___ Pasaje seleccionado
Puedo ver este tipo de imágenes, pero de a cortos intervalos de tiempo.
 
   Hace poco he enfermado. Cogí un virus que, si bien se venía formando hace tiempo en mí, ahora ha decidido estallar. Me ha provocado fiebre que a veces sube y a veces baja, fuertes congestiones en la nariz, oídos, dolor de garganta y tos. El día 15 de octubre, fui a un médico otorrino (otorrinolaringología), la cual me hizo pasar de su pequeño despacho (un escritorio con una computadora y, detrás, un estante con libros) hasta una silla situada al lado de una mesa con objetos. Me revisó los oídos, las fosas nasales y la garganta. Al ver mis dos fosas nasales se impactó un poco, pues parece que la congestión ha venido inflamando los cornetes, causando que cuando tenga gripe, se tape aún más todo. El virus anteriormente dicho es lo que genera la fiebre, y produce tanto moco que me tapa los oídos, me hace doler la garganta, entre otras cosas. El caso es que poco antes de regresar a su despacho para recetarme medicamentos, la doctora nos dijo a mi madre y a mí estas mismas palabras: "... pero sí voy a requerir que se haga un examen de sangre. Una hematología completa, para saber si lo que causa el malestar es algo viral o bacterial..."
______
___ Datos del listado
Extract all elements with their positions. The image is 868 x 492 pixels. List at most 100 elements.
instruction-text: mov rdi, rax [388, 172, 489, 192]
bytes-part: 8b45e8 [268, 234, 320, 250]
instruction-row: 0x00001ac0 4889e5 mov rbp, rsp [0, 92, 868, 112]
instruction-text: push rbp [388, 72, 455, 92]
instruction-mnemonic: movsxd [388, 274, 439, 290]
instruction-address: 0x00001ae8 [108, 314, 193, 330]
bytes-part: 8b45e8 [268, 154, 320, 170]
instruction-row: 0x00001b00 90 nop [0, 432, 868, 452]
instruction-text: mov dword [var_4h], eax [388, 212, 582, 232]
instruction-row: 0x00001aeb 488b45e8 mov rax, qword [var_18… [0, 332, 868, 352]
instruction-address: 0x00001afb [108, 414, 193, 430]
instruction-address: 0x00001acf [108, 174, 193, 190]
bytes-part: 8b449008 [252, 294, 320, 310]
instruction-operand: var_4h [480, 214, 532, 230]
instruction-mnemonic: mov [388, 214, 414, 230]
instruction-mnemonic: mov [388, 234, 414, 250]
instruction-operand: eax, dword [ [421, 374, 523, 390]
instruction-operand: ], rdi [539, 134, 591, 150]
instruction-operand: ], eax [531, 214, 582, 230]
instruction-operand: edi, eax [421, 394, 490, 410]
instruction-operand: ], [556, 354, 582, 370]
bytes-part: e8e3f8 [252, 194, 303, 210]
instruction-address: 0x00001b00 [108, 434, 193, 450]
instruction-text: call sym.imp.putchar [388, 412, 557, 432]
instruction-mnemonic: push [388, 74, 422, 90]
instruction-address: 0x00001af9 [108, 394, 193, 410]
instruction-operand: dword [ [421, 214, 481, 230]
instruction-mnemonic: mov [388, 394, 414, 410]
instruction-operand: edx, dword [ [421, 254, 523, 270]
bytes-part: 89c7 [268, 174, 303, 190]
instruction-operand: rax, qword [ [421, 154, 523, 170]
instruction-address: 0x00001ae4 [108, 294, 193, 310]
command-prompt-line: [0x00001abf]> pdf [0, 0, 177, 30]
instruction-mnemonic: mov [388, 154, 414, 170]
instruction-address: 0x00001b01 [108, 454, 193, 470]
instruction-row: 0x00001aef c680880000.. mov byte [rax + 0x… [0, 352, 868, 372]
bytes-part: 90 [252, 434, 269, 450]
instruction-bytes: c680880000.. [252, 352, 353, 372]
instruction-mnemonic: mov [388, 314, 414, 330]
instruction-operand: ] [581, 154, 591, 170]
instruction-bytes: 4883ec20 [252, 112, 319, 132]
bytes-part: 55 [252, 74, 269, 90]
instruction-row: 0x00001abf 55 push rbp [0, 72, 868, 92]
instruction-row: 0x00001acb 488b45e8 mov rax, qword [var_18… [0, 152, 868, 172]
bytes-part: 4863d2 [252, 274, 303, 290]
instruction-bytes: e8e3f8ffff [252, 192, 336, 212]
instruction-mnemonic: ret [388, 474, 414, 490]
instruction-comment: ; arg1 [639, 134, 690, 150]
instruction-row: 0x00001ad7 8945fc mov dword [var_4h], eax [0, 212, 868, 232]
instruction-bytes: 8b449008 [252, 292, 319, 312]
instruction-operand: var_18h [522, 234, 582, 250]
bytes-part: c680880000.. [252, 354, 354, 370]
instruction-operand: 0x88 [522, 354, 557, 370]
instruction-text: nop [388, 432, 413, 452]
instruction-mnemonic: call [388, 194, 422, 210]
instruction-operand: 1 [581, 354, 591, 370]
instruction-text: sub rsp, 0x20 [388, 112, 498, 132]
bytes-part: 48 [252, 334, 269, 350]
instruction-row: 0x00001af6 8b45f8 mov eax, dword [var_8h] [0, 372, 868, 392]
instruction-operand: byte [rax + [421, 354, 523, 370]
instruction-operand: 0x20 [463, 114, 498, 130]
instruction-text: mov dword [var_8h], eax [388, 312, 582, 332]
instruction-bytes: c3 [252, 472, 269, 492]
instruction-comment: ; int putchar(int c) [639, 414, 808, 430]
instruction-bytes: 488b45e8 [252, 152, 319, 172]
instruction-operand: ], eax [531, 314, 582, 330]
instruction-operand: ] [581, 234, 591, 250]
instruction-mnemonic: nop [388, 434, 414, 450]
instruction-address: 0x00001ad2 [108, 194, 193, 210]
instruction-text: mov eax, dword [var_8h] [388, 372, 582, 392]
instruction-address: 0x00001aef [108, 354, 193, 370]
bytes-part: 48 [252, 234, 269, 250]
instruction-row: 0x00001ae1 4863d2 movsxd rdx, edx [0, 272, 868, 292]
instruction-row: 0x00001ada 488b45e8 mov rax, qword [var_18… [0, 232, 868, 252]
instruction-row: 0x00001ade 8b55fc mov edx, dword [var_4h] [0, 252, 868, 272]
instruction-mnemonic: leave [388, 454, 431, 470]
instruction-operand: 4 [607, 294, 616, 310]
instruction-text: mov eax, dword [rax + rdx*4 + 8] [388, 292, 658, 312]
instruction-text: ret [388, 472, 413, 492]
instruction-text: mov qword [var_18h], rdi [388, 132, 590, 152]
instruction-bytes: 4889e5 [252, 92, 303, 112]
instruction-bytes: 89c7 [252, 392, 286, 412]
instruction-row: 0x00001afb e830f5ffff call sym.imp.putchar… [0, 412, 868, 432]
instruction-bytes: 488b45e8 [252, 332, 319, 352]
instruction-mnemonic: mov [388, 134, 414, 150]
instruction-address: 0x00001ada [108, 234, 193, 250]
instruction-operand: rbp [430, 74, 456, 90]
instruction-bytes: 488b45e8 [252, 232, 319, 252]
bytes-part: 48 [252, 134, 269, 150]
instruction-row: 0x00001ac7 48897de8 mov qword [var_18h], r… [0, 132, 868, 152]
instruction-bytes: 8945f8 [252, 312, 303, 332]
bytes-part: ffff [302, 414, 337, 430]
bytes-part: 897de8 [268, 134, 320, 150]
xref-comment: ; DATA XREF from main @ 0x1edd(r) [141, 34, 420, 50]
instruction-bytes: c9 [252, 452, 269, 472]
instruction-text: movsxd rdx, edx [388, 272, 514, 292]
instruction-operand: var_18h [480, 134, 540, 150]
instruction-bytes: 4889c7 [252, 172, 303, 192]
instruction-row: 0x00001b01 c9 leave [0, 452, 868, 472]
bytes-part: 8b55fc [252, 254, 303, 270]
______
## Consigna A
En el relato sobre la consulta con la otorrino, ¿qué examen pidió la doctora?
## Consigna B
Continúa el relato sobre la consulta con la otorrino desde su última oración.
El listado procede de otra fuente.

## Respuesta A
Un examen de sangre: una hematología completa.

## Respuesta B
   Sinceramente, cuando moduló sin mucha prisa la palabra examen, de inmediato me ausenté de la realidad. Estaba sentado frente a ella, mientras explicaba cómo sería el tratamiento y por cuánto tiempo, pero si no fuera porque mi madre estaba al lado, no sabría ni qué comprar. No escuchaba, solo le daba vueltas al asunto pero, increíblemente, sin la presencia de los característicos nervios. En ningún momento el pánico o la desesperación me invadieron. Es más, cuando salí de la consulta y me dirigía al laboratorio para hacérmelo, decidí ir al baño y mirarme en el espejo unos momentos. Lo ansiaba en el fondo; ansiaba tener la oportunidad de plantarle cara a mi miedo. Pensé que ya era hora, que ya había pasado por tanto desde la última vez, y había crecido mucho en todo sentido. Vamos, que el máximo gobernante de un mundo de fantasías no puede huir de una agujita habiéndose enfrentado a enemigos y criaturas terribles, realmente intimidantes. Mis propios demonios, yo mismo, a eso me refiero. Bien resuelto, salí al laboratorio, me pasaron rápido. Al verla acercarse a mi vena, respiré hondo, contuve, desvié la mirada e imaginé lo condenadamente hermosa que se vería aquella enfermera sentada en mis piernas. No duró más de 15 segundos, mi madre me miraba desde fuera del cuartito. Por un momento quería gritar, sentía la punta dentro de mi, pero dejé mi brazo quieto, apretando el puño. Creo que no pensé en nada durante esos segundos, ni en el dolor siquiera. Al acabar, no salía de mi asombro: soporté un análisis de sangre sin patalear, gritar, moverme o casi desmayarme. 

  Está bien, véanlo como una tontería, pero ha sido todo un logro personal. Superé mi belonefobia, no dejo de sentirme orgulloso. Cuántos quisieran vencer sus propios miedos, pero están faltos de fuerza de voluntad... Soy muy afortunado. Y la mayor alegría vino luego, al saber que me encuentro, si no perfectamente, sí lo suficientemente bien. Dejé atrás eso que me despojaba de toda imagen de honor y valentía que infundía normalmente. Simplemente, ya no le temo a nada.